YOUR GOAL: The lines to extract start at the one containing "OCR this image." and end with the last line; give them exactly and nothing more.

[Saved data entries]
-.-.-
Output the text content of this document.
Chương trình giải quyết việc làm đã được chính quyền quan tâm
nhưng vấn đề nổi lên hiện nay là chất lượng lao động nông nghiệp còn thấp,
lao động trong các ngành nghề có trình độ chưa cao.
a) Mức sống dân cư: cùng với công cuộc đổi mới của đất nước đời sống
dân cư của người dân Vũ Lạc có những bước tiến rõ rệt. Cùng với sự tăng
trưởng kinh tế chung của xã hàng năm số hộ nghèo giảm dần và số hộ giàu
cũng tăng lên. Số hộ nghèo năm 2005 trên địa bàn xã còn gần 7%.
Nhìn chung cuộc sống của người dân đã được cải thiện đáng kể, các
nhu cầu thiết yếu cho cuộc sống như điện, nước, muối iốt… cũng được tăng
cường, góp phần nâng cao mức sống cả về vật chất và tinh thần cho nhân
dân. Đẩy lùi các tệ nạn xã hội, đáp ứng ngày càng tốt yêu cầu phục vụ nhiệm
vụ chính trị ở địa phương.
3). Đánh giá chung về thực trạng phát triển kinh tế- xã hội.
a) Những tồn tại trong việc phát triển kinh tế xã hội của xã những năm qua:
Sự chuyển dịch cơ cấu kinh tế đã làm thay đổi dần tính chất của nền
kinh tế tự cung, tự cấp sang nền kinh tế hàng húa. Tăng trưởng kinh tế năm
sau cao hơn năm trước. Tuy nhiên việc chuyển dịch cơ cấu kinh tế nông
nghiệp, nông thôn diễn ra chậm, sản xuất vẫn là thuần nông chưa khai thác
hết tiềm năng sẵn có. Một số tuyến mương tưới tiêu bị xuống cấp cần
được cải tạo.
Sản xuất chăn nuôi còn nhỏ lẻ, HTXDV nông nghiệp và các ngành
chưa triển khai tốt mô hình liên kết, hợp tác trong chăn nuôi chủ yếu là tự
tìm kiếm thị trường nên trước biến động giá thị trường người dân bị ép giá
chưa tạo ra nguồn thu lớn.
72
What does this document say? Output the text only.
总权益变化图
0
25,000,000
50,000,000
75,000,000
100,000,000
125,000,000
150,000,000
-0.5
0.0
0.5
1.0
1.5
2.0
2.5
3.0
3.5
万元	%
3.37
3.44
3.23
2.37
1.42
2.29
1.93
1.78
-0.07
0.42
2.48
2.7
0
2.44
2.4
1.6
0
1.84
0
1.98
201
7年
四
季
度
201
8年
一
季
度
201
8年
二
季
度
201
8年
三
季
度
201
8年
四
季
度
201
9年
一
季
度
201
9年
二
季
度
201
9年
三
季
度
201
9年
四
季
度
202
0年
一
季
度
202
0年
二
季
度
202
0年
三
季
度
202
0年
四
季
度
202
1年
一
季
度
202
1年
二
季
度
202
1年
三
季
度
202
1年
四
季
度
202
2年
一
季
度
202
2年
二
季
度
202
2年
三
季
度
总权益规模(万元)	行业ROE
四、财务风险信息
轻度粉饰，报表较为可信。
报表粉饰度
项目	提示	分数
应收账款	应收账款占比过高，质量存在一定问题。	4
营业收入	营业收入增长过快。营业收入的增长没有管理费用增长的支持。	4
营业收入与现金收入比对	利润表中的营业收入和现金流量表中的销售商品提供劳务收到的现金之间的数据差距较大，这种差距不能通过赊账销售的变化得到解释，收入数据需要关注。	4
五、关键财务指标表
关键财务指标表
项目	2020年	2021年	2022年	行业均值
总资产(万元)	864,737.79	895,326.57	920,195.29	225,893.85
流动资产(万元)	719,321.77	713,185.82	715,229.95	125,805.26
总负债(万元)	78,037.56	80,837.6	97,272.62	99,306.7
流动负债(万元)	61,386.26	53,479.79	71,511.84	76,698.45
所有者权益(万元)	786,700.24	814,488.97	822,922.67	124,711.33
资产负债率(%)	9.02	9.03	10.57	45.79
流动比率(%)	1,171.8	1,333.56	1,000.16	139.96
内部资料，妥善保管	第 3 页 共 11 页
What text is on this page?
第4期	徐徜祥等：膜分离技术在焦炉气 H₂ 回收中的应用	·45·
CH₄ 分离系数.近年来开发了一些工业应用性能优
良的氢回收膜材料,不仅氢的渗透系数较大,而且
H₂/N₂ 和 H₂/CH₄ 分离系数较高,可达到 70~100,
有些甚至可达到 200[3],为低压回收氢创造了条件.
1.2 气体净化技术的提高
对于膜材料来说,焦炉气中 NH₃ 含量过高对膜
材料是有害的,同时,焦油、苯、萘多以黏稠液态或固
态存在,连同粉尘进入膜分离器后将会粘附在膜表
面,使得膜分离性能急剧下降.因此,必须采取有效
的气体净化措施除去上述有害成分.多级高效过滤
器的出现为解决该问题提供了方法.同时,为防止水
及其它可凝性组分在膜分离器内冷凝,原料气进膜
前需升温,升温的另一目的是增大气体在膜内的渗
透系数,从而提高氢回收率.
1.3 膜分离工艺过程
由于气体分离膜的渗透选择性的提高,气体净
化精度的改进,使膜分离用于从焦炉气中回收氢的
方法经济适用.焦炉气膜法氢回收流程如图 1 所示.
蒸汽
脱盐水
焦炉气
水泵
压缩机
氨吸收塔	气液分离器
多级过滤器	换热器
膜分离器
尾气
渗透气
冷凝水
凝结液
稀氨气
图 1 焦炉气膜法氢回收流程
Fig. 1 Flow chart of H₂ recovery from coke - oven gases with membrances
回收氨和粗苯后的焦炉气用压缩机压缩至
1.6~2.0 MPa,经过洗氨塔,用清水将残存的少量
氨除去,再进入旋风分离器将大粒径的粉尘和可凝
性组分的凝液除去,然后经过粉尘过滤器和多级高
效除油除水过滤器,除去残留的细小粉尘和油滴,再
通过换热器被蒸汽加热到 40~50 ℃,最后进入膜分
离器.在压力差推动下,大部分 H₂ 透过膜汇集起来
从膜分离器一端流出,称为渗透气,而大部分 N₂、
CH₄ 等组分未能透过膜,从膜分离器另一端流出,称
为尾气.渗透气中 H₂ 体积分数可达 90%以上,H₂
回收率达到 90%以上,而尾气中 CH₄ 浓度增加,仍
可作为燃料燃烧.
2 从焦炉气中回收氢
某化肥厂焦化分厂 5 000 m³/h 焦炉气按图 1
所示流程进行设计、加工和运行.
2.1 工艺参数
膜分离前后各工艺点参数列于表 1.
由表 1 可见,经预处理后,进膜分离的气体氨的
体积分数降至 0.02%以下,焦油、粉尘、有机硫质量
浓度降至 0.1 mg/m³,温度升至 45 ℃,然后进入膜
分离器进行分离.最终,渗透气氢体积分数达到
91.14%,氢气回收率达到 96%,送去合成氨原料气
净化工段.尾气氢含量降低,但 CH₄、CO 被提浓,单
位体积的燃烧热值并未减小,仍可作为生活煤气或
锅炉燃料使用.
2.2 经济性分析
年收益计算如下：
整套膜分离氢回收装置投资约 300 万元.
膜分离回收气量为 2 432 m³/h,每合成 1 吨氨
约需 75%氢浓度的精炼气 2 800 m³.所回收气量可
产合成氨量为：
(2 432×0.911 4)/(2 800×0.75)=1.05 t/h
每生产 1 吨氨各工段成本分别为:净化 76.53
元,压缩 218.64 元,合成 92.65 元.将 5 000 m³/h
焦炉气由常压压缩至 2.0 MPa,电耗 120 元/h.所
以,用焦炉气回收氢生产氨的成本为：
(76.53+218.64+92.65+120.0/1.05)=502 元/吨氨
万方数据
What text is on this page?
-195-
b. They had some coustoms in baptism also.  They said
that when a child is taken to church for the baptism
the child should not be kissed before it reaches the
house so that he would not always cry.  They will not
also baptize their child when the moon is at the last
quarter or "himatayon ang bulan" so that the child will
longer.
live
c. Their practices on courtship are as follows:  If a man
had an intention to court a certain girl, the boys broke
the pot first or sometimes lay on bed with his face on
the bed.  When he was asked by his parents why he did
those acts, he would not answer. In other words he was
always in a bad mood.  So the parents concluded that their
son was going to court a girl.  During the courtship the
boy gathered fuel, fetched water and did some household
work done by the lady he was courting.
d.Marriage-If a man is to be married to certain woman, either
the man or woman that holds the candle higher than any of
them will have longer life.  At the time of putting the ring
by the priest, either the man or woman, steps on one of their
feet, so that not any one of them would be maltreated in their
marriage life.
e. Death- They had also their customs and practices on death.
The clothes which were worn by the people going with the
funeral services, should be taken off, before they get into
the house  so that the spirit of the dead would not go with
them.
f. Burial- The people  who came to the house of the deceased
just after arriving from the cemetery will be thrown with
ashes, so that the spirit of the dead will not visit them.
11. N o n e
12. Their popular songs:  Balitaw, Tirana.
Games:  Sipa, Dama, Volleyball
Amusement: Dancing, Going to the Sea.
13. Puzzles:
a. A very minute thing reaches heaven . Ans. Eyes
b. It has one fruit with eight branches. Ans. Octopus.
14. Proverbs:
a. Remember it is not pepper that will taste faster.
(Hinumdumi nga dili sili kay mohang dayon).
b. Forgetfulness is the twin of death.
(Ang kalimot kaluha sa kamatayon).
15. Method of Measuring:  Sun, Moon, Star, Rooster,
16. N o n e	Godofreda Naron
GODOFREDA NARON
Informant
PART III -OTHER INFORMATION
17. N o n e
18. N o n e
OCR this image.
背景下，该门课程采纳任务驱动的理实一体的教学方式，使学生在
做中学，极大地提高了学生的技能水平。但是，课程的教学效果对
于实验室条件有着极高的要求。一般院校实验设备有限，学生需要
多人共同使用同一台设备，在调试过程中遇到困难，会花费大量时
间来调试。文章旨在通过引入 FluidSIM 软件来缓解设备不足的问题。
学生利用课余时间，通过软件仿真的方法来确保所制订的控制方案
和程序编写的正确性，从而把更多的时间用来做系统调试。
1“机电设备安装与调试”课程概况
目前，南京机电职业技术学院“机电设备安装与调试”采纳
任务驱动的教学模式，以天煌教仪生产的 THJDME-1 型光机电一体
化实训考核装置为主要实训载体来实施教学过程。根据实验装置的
-.-.-
TASK RESPONSE:
OCR this image.
背景下，该门课程采纳任务驱动的理实一体的教学方式，使学生在
做中学，极大地提高了学生的技能水平。但是，课程的教学效果对
于实验室条件有着极高的要求。一般院校实验设备有限，学生需要
多人共同使用同一台设备，在调试过程中遇到困难，会花费大量时
间来调试。文章旨在通过引入 FluidSIM 软件来缓解设备不足的问题。
学生利用课余时间，通过软件仿真的方法来确保所制订的控制方案
和程序编写的正确性，从而把更多的时间用来做系统调试。
1“机电设备安装与调试”课程概况
目前，南京机电职业技术学院“机电设备安装与调试”采纳
任务驱动的教学模式，以天煌教仪生产的 THJDME-1 型光机电一体
化实训考核装置为主要实训载体来实施教学过程。根据实验装置的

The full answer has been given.